- What the task asks:
Drop the pictures, then extract the listing word for word.

Records:
BEGIN
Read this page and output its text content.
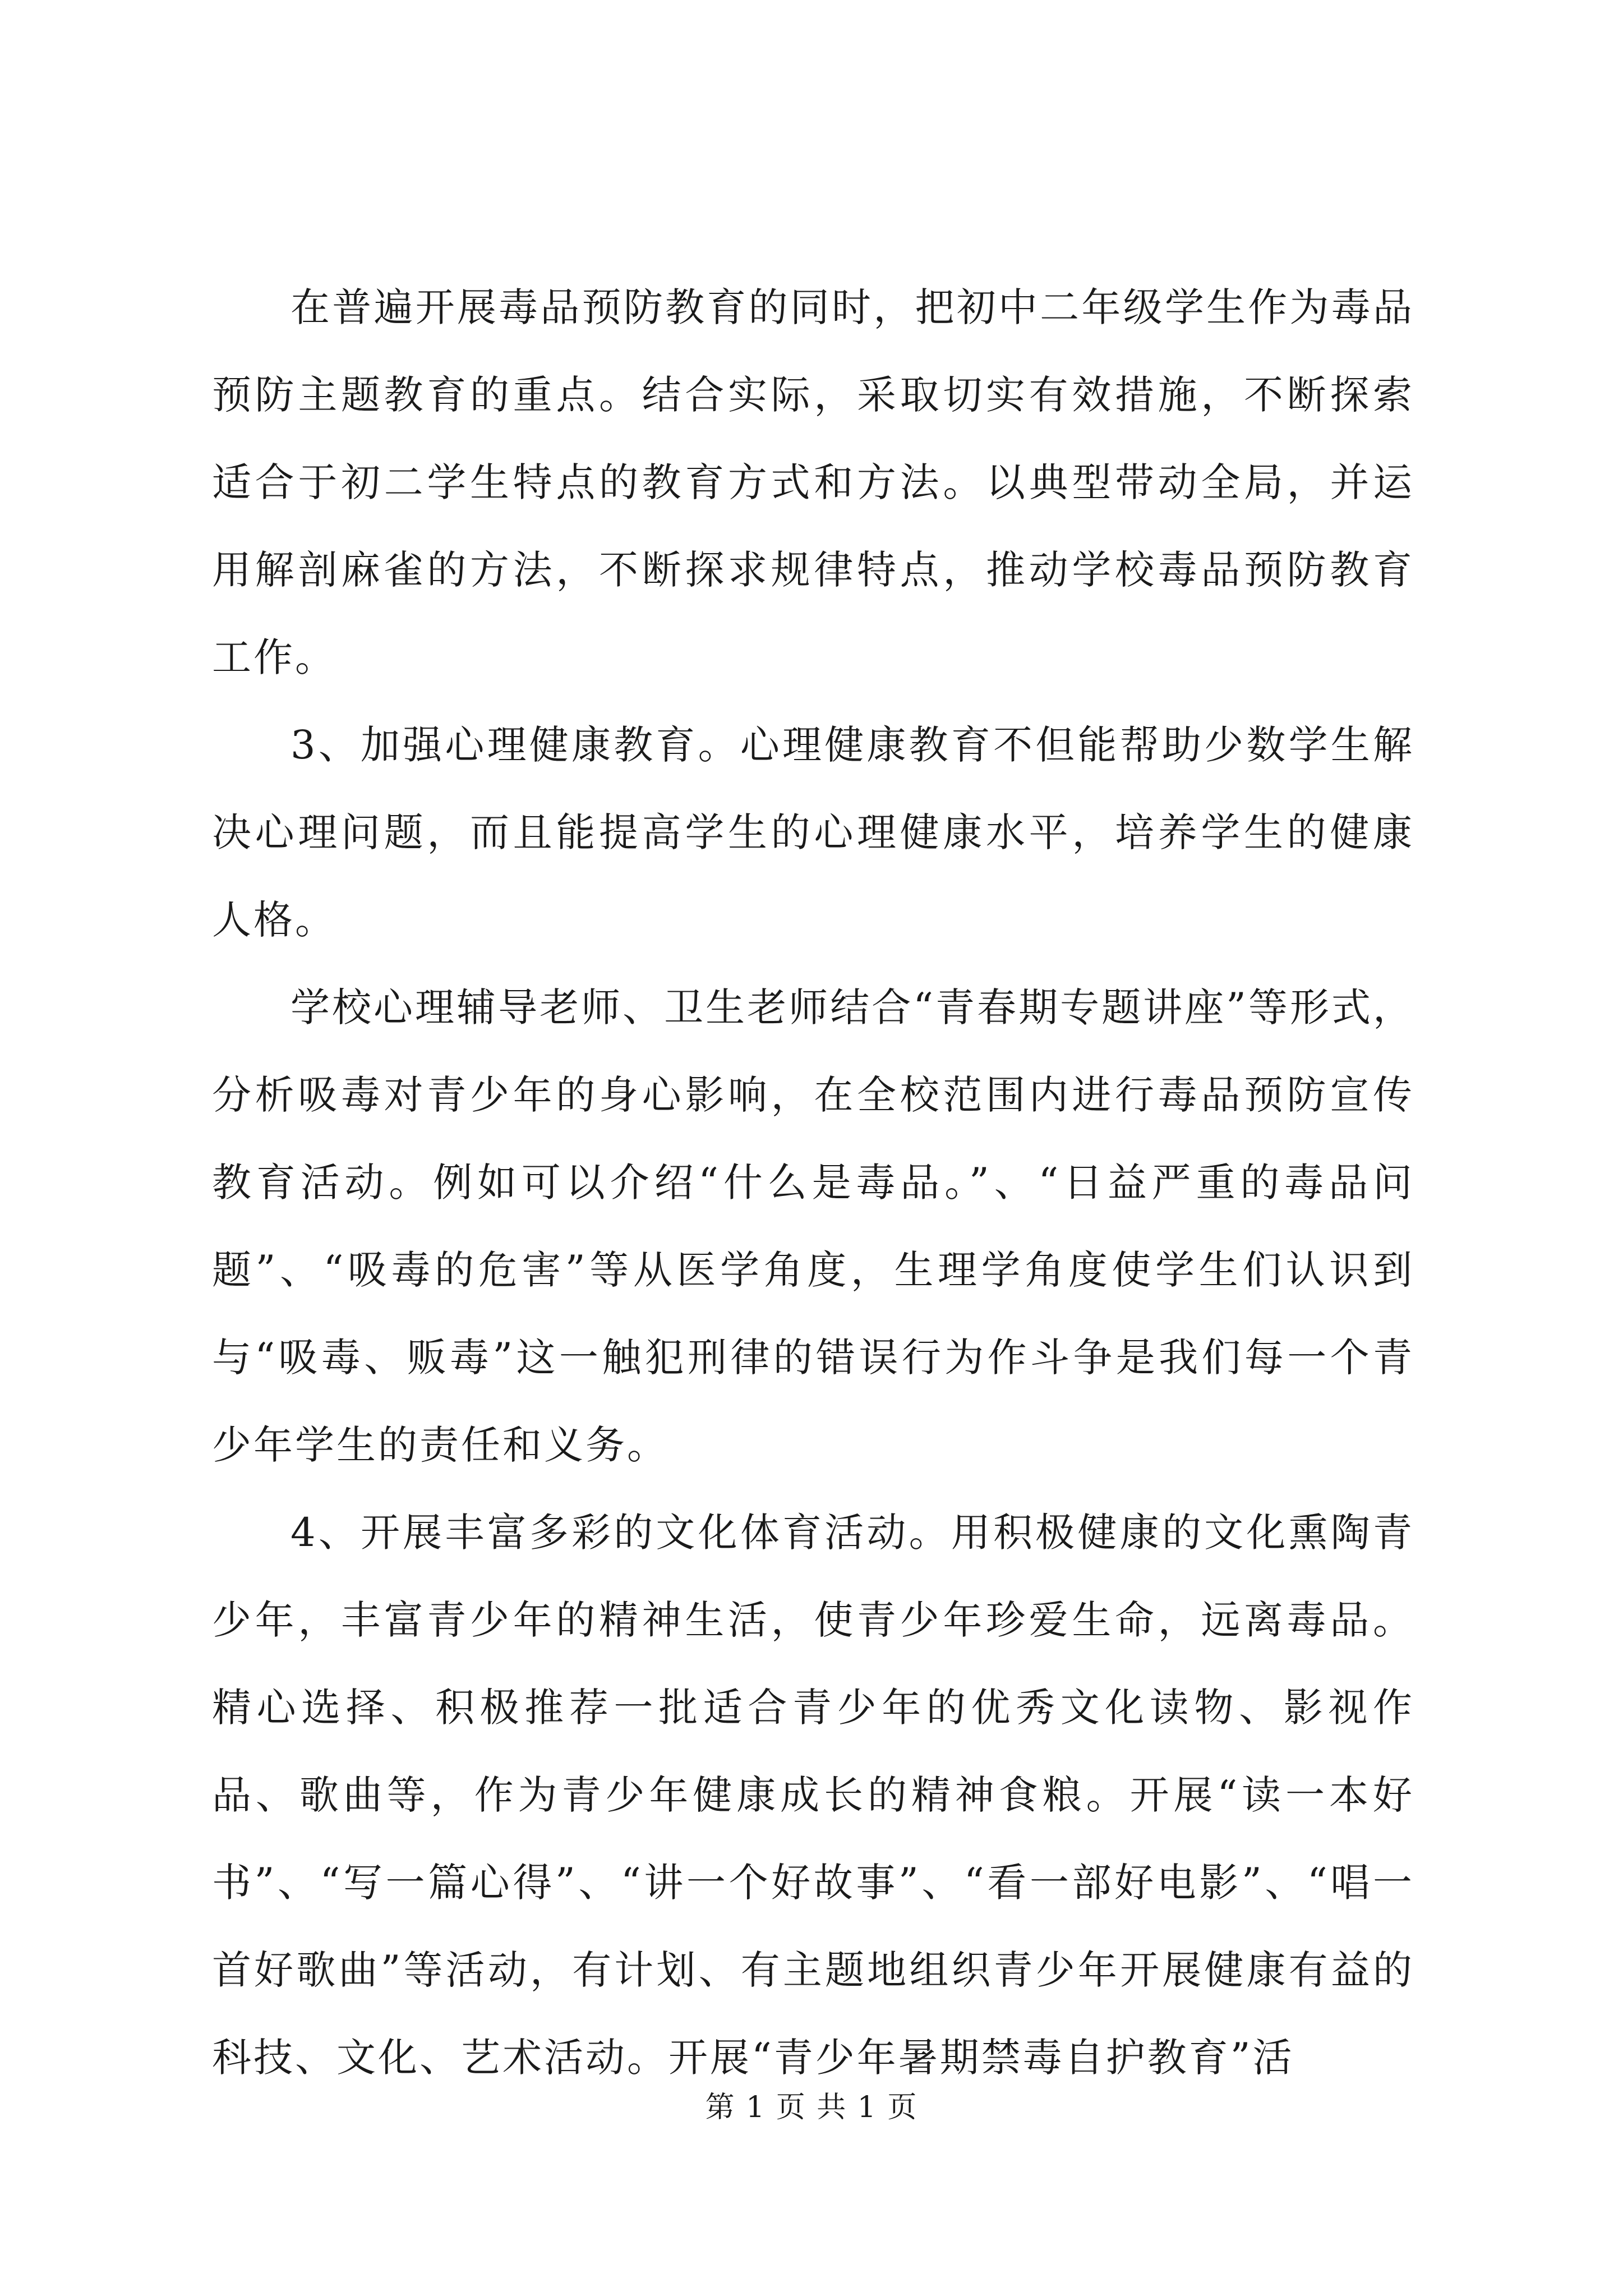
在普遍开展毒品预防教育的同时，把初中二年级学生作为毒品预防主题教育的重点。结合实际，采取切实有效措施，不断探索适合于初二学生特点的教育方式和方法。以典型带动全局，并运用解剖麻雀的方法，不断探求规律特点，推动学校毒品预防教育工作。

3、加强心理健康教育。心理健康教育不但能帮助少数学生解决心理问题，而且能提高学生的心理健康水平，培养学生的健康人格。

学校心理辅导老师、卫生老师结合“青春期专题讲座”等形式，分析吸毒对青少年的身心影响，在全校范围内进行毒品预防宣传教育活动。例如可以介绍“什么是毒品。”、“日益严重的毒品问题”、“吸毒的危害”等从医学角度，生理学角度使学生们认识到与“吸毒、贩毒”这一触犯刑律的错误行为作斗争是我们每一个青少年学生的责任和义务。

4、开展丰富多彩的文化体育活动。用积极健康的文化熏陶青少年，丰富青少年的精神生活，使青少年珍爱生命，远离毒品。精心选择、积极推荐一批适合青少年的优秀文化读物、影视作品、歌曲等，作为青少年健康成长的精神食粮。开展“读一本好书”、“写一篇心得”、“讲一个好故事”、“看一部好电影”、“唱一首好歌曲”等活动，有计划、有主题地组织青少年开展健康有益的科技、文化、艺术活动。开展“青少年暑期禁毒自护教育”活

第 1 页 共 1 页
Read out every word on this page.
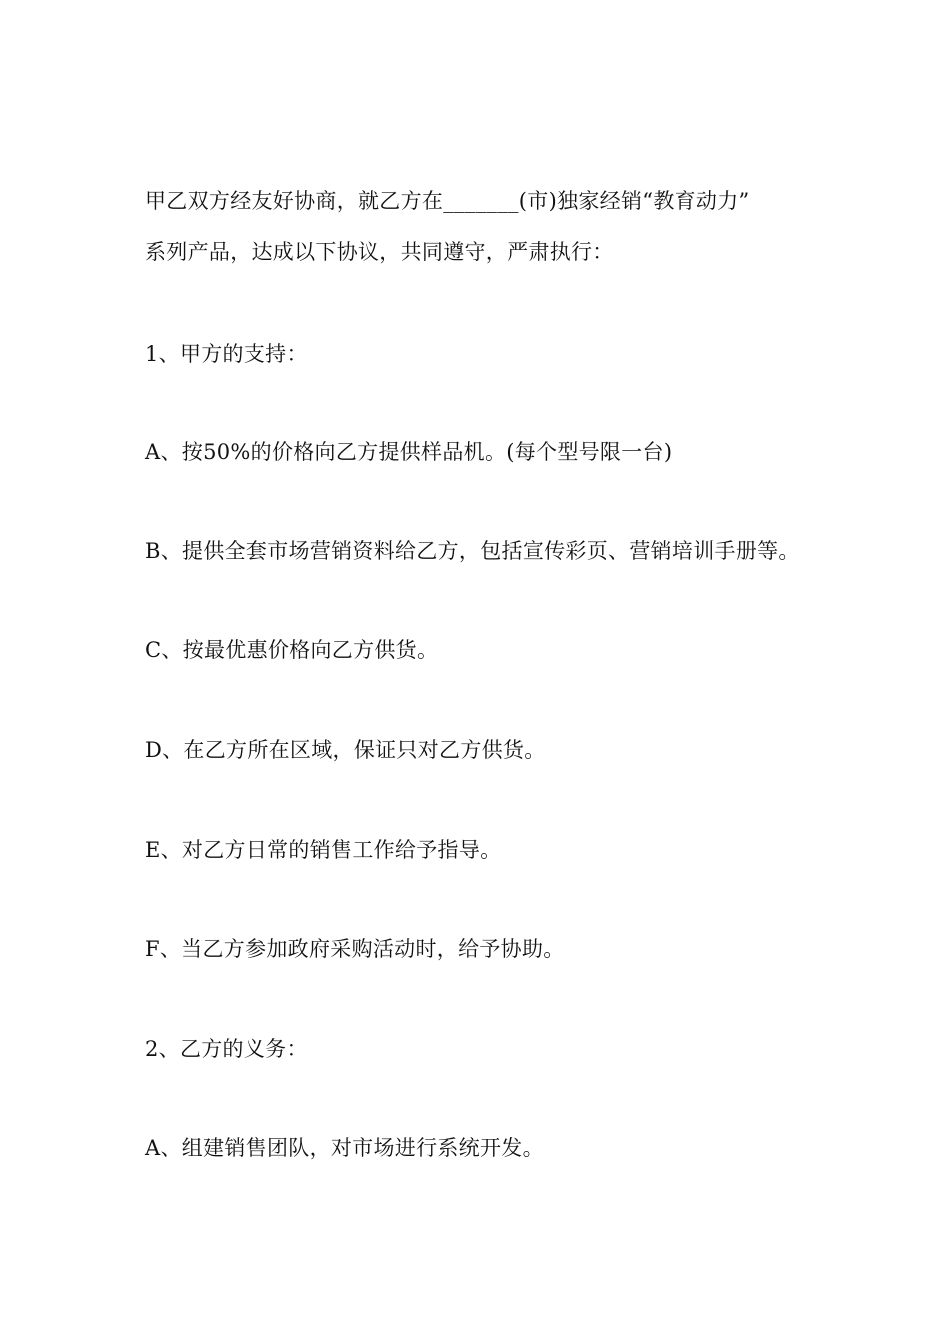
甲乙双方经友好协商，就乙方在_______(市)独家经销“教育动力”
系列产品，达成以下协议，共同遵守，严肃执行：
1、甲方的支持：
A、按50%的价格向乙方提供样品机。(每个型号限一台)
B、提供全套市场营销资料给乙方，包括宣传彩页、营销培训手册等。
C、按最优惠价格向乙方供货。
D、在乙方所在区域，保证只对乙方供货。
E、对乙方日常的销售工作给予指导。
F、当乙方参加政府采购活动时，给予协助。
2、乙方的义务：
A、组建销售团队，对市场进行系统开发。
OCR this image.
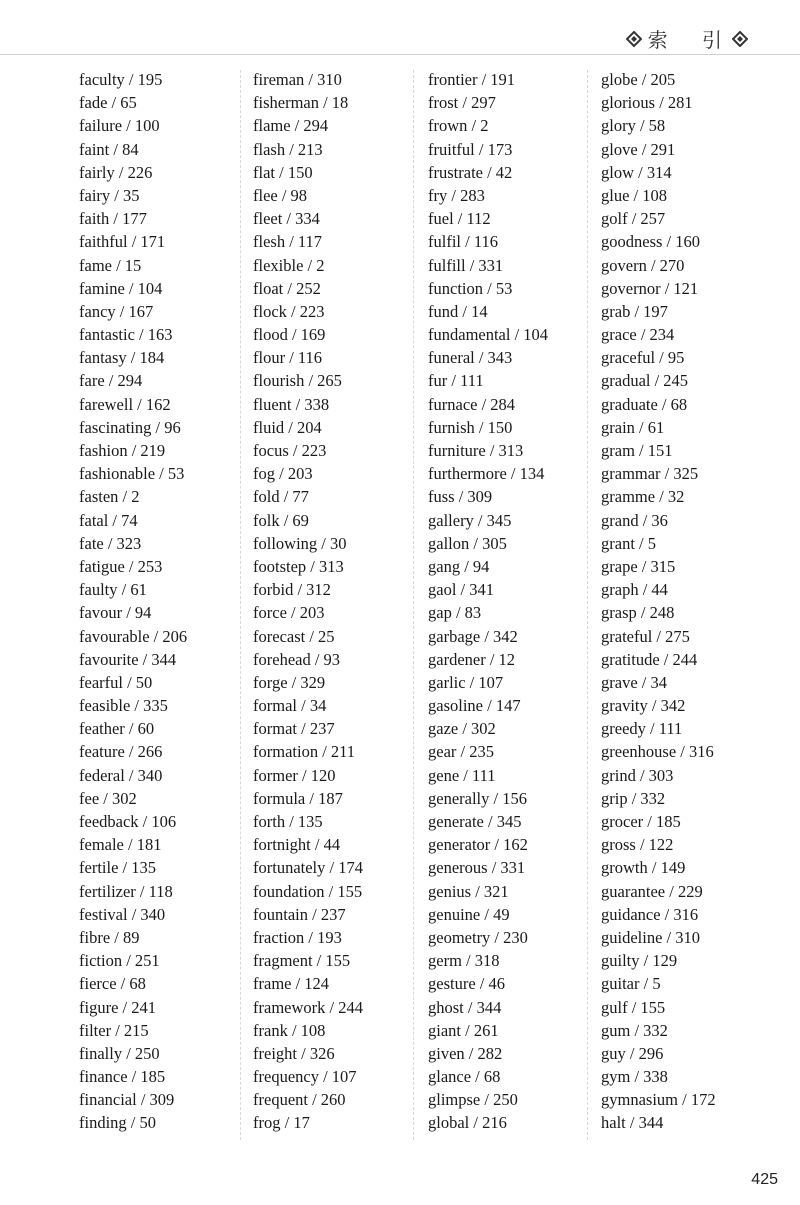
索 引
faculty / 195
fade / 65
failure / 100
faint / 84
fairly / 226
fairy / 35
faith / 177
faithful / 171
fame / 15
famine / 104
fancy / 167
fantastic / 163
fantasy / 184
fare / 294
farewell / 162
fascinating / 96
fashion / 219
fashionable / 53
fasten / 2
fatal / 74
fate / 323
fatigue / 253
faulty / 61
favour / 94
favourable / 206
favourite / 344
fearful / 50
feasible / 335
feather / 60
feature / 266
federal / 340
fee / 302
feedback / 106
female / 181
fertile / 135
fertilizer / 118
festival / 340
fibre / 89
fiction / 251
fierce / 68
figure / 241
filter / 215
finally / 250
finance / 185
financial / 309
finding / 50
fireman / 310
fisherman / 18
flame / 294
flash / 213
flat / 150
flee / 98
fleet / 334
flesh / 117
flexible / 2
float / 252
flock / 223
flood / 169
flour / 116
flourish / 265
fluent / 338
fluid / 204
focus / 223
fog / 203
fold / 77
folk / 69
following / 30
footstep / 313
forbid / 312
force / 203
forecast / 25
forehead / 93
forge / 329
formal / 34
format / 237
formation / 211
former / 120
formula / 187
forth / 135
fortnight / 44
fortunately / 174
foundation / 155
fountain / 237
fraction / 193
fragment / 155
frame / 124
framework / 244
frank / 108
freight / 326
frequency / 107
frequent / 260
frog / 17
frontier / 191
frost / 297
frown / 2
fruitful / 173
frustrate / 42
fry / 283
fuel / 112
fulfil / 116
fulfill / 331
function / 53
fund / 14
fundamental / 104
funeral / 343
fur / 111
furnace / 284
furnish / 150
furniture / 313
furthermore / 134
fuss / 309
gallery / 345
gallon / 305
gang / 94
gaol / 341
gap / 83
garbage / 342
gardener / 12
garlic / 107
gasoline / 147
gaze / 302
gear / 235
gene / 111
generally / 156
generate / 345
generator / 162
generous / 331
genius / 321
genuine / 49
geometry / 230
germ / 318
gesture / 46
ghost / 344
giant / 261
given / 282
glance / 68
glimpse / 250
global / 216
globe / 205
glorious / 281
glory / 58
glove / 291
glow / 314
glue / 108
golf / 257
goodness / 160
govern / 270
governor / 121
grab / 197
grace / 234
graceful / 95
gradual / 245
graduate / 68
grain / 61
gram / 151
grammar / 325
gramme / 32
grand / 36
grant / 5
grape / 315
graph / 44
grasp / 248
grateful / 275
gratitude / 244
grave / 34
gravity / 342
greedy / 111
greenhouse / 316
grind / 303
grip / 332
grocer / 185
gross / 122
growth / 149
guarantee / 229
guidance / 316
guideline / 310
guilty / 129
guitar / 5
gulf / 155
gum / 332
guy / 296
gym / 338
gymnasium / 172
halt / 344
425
END
- Solution:
Read this page and output its text content.
在普遍开展毒品预防教育的同时，把初中二年级学生作为毒品预防主题教育的重点。结合实际，采取切实有效措施，不断探索适合于初二学生特点的教育方式和方法。以典型带动全局，并运用解剖麻雀的方法，不断探求规律特点，推动学校毒品预防教育工作。

3、加强心理健康教育。心理健康教育不但能帮助少数学生解决心理问题，而且能提高学生的心理健康水平，培养学生的健康人格。

学校心理辅导老师、卫生老师结合“青春期专题讲座”等形式，分析吸毒对青少年的身心影响，在全校范围内进行毒品预防宣传教育活动。例如可以介绍“什么是毒品。”、“日益严重的毒品问题”、“吸毒的危害”等从医学角度，生理学角度使学生们认识到与“吸毒、贩毒”这一触犯刑律的错误行为作斗争是我们每一个青少年学生的责任和义务。

4、开展丰富多彩的文化体育活动。用积极健康的文化熏陶青少年，丰富青少年的精神生活，使青少年珍爱生命，远离毒品。精心选择、积极推荐一批适合青少年的优秀文化读物、影视作品、歌曲等，作为青少年健康成长的精神食粮。开展“读一本好书”、“写一篇心得”、“讲一个好故事”、“看一部好电影”、“唱一首好歌曲”等活动，有计划、有主题地组织青少年开展健康有益的科技、文化、艺术活动。开展“青少年暑期禁毒自护教育”活

第 1 页 共 1 页
Read out every word on this page.
甲乙双方经友好协商，就乙方在_______(市)独家经销“教育动力”
系列产品，达成以下协议，共同遵守，严肃执行：
1、甲方的支持：
A、按50%的价格向乙方提供样品机。(每个型号限一台)
B、提供全套市场营销资料给乙方，包括宣传彩页、营销培训手册等。
C、按最优惠价格向乙方供货。
D、在乙方所在区域，保证只对乙方供货。
E、对乙方日常的销售工作给予指导。
F、当乙方参加政府采购活动时，给予协助。
2、乙方的义务：
A、组建销售团队，对市场进行系统开发。
OCR this image.
索 引
faculty / 195
fade / 65
failure / 100
faint / 84
fairly / 226
fairy / 35
faith / 177
faithful / 171
fame / 15
famine / 104
fancy / 167
fantastic / 163
fantasy / 184
fare / 294
farewell / 162
fascinating / 96
fashion / 219
fashionable / 53
fasten / 2
fatal / 74
fate / 323
fatigue / 253
faulty / 61
favour / 94
favourable / 206
favourite / 344
fearful / 50
feasible / 335
feather / 60
feature / 266
federal / 340
fee / 302
feedback / 106
female / 181
fertile / 135
fertilizer / 118
festival / 340
fibre / 89
fiction / 251
fierce / 68
figure / 241
filter / 215
finally / 250
finance / 185
financial / 309
finding / 50
fireman / 310
fisherman / 18
flame / 294
flash / 213
flat / 150
flee / 98
fleet / 334
flesh / 117
flexible / 2
float / 252
flock / 223
flood / 169
flour / 116
flourish / 265
fluent / 338
fluid / 204
focus / 223
fog / 203
fold / 77
folk / 69
following / 30
footstep / 313
forbid / 312
force / 203
forecast / 25
forehead / 93
forge / 329
formal / 34
format / 237
formation / 211
former / 120
formula / 187
forth / 135
fortnight / 44
fortunately / 174
foundation / 155
fountain / 237
fraction / 193
fragment / 155
frame / 124
framework / 244
frank / 108
freight / 326
frequency / 107
frequent / 260
frog / 17
frontier / 191
frost / 297
frown / 2
fruitful / 173
frustrate / 42
fry / 283
fuel / 112
fulfil / 116
fulfill / 331
function / 53
fund / 14
fundamental / 104
funeral / 343
fur / 111
furnace / 284
furnish / 150
furniture / 313
furthermore / 134
fuss / 309
gallery / 345
gallon / 305
gang / 94
gaol / 341
gap / 83
garbage / 342
gardener / 12
garlic / 107
gasoline / 147
gaze / 302
gear / 235
gene / 111
generally / 156
generate / 345
generator / 162
generous / 331
genius / 321
genuine / 49
geometry / 230
germ / 318
gesture / 46
ghost / 344
giant / 261
given / 282
glance / 68
glimpse / 250
global / 216
globe / 205
glorious / 281
glory / 58
glove / 291
glow / 314
glue / 108
golf / 257
goodness / 160
govern / 270
governor / 121
grab / 197
grace / 234
graceful / 95
gradual / 245
graduate / 68
grain / 61
gram / 151
grammar / 325
gramme / 32
grand / 36
grant / 5
grape / 315
graph / 44
grasp / 248
grateful / 275
gratitude / 244
grave / 34
gravity / 342
greedy / 111
greenhouse / 316
grind / 303
grip / 332
grocer / 185
gross / 122
growth / 149
guarantee / 229
guidance / 316
guideline / 310
guilty / 129
guitar / 5
gulf / 155
gum / 332
guy / 296
gym / 338
gymnasium / 172
halt / 344
425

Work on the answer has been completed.